■ **Data entries**:
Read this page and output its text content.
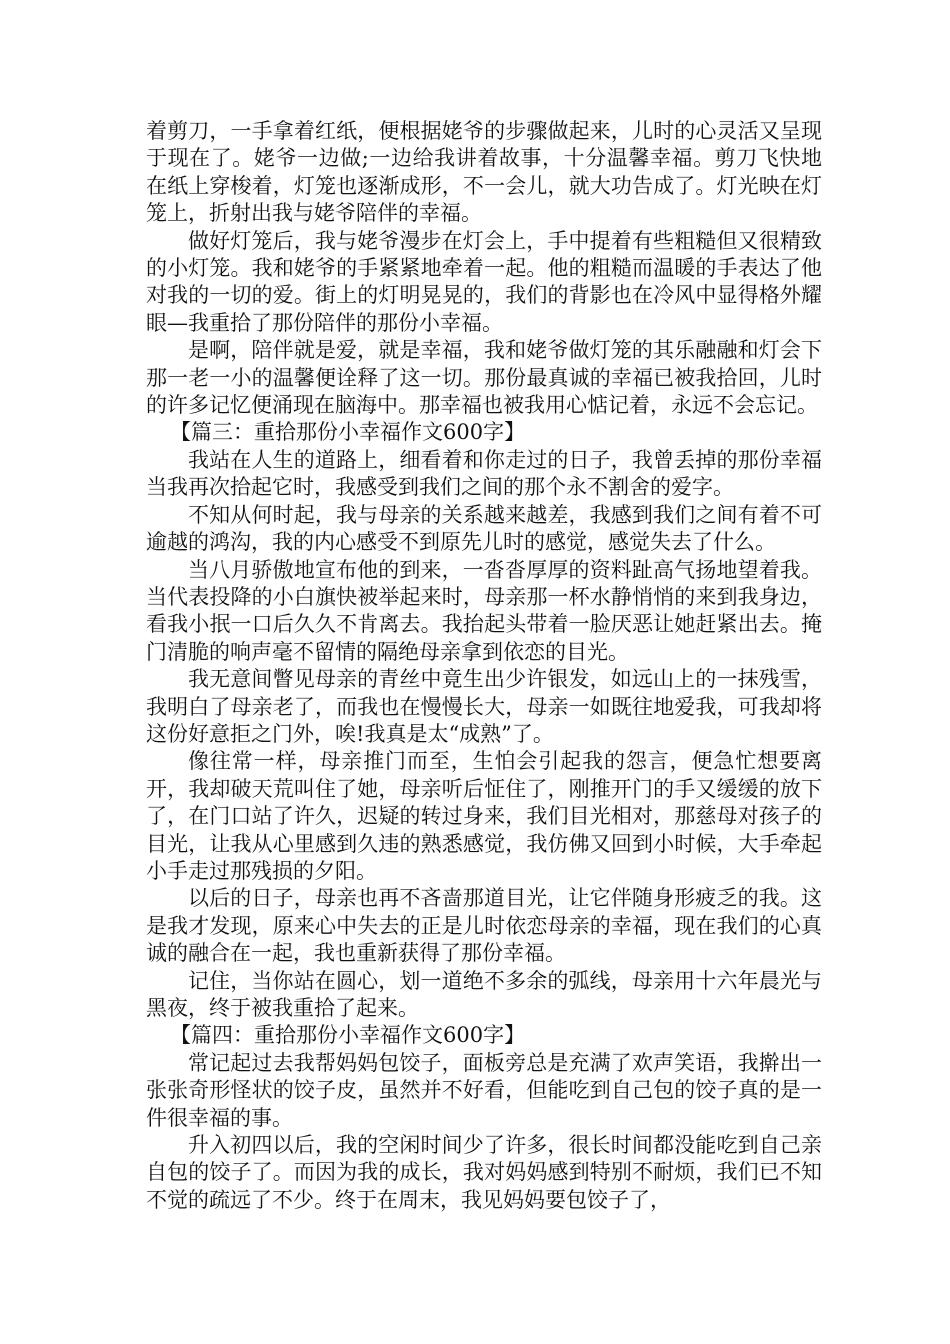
着剪刀，一手拿着红纸，便根据姥爷的步骤做起来，儿时的心灵活又呈现于现在了。姥爷一边做;一边给我讲着故事，十分温馨幸福。剪刀飞快地在纸上穿梭着，灯笼也逐渐成形，不一会儿，就大功告成了。灯光映在灯笼上，折射出我与姥爷陪伴的幸福。

做好灯笼后，我与姥爷漫步在灯会上，手中提着有些粗糙但又很精致的小灯笼。我和姥爷的手紧紧地牵着一起。他的粗糙而温暖的手表达了他对我的一切的爱。街上的灯明晃晃的，我们的背影也在冷风中显得格外耀眼—我重拾了那份陪伴的那份小幸福。

是啊，陪伴就是爱，就是幸福，我和姥爷做灯笼的其乐融融和灯会下那一老一小的温馨便诠释了这一切。那份最真诚的幸福已被我拾回，儿时的许多记忆便涌现在脑海中。那幸福也被我用心惦记着，永远不会忘记。

【篇三：重拾那份小幸福作文600字】

我站在人生的道路上，细看着和你走过的日子，我曾丢掉的那份幸福当我再次拾起它时，我感受到我们之间的那个永不割舍的爱字。

不知从何时起，我与母亲的关系越来越差，我感到我们之间有着不可逾越的鸿沟，我的内心感受不到原先儿时的感觉，感觉失去了什么。

当八月骄傲地宣布他的到来，一沓沓厚厚的资料趾高气扬地望着我。当代表投降的小白旗快被举起来时，母亲那一杯水静悄悄的来到我身边，看我小抿一口后久久不肯离去。我抬起头带着一脸厌恶让她赶紧出去。掩门清脆的响声毫不留情的隔绝母亲拿到依恋的目光。

我无意间瞥见母亲的青丝中竟生出少许银发，如远山上的一抹残雪，我明白了母亲老了，而我也在慢慢长大，母亲一如既往地爱我，可我却将这份好意拒之门外，唉!我真是太“成熟”了。

像往常一样，母亲推门而至，生怕会引起我的怨言，便急忙想要离开，我却破天荒叫住了她，母亲听后怔住了，刚推开门的手又缓缓的放下了，在门口站了许久，迟疑的转过身来，我们目光相对，那慈母对孩子的目光，让我从心里感到久违的熟悉感觉，我仿佛又回到小时候，大手牵起小手走过那残损的夕阳。

以后的日子，母亲也再不吝啬那道目光，让它伴随身形疲乏的我。这是我才发现，原来心中失去的正是儿时依恋母亲的幸福，现在我们的心真诚的融合在一起，我也重新获得了那份幸福。

记住，当你站在圆心，划一道绝不多余的弧线，母亲用十六年晨光与黑夜，终于被我重拾了起来。

【篇四：重拾那份小幸福作文600字】

常记起过去我帮妈妈包饺子，面板旁总是充满了欢声笑语，我擀出一张张奇形怪状的饺子皮，虽然并不好看，但能吃到自己包的饺子真的是一件很幸福的事。

升入初四以后，我的空闲时间少了许多，很长时间都没能吃到自己亲自包的饺子了。而因为我的成长，我对妈妈感到特别不耐烦，我们已不知不觉的疏远了不少。终于在周末，我见妈妈要包饺子了，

■ **The task**:
Output an exact copy of the material, with the pictures removed.

■ **Exercise answer**:
Read this page and output its text content.
着剪刀，一手拿着红纸，便根据姥爷的步骤做起来，儿时的心灵活又呈现于现在了。姥爷一边做;一边给我讲着故事，十分温馨幸福。剪刀飞快地在纸上穿梭着，灯笼也逐渐成形，不一会儿，就大功告成了。灯光映在灯笼上，折射出我与姥爷陪伴的幸福。

做好灯笼后，我与姥爷漫步在灯会上，手中提着有些粗糙但又很精致的小灯笼。我和姥爷的手紧紧地牵着一起。他的粗糙而温暖的手表达了他对我的一切的爱。街上的灯明晃晃的，我们的背影也在冷风中显得格外耀眼—我重拾了那份陪伴的那份小幸福。

是啊，陪伴就是爱，就是幸福，我和姥爷做灯笼的其乐融融和灯会下那一老一小的温馨便诠释了这一切。那份最真诚的幸福已被我拾回，儿时的许多记忆便涌现在脑海中。那幸福也被我用心惦记着，永远不会忘记。

【篇三：重拾那份小幸福作文600字】

我站在人生的道路上，细看着和你走过的日子，我曾丢掉的那份幸福当我再次拾起它时，我感受到我们之间的那个永不割舍的爱字。

不知从何时起，我与母亲的关系越来越差，我感到我们之间有着不可逾越的鸿沟，我的内心感受不到原先儿时的感觉，感觉失去了什么。

当八月骄傲地宣布他的到来，一沓沓厚厚的资料趾高气扬地望着我。当代表投降的小白旗快被举起来时，母亲那一杯水静悄悄的来到我身边，看我小抿一口后久久不肯离去。我抬起头带着一脸厌恶让她赶紧出去。掩门清脆的响声毫不留情的隔绝母亲拿到依恋的目光。

我无意间瞥见母亲的青丝中竟生出少许银发，如远山上的一抹残雪，我明白了母亲老了，而我也在慢慢长大，母亲一如既往地爱我，可我却将这份好意拒之门外，唉!我真是太“成熟”了。

像往常一样，母亲推门而至，生怕会引起我的怨言，便急忙想要离开，我却破天荒叫住了她，母亲听后怔住了，刚推开门的手又缓缓的放下了，在门口站了许久，迟疑的转过身来，我们目光相对，那慈母对孩子的目光，让我从心里感到久违的熟悉感觉，我仿佛又回到小时候，大手牵起小手走过那残损的夕阳。

以后的日子，母亲也再不吝啬那道目光，让它伴随身形疲乏的我。这是我才发现，原来心中失去的正是儿时依恋母亲的幸福，现在我们的心真诚的融合在一起，我也重新获得了那份幸福。

记住，当你站在圆心，划一道绝不多余的弧线，母亲用十六年晨光与黑夜，终于被我重拾了起来。

【篇四：重拾那份小幸福作文600字】

常记起过去我帮妈妈包饺子，面板旁总是充满了欢声笑语，我擀出一张张奇形怪状的饺子皮，虽然并不好看，但能吃到自己包的饺子真的是一件很幸福的事。

升入初四以后，我的空闲时间少了许多，很长时间都没能吃到自己亲自包的饺子了。而因为我的成长，我对妈妈感到特别不耐烦，我们已不知不觉的疏远了不少。终于在周末，我见妈妈要包饺子了，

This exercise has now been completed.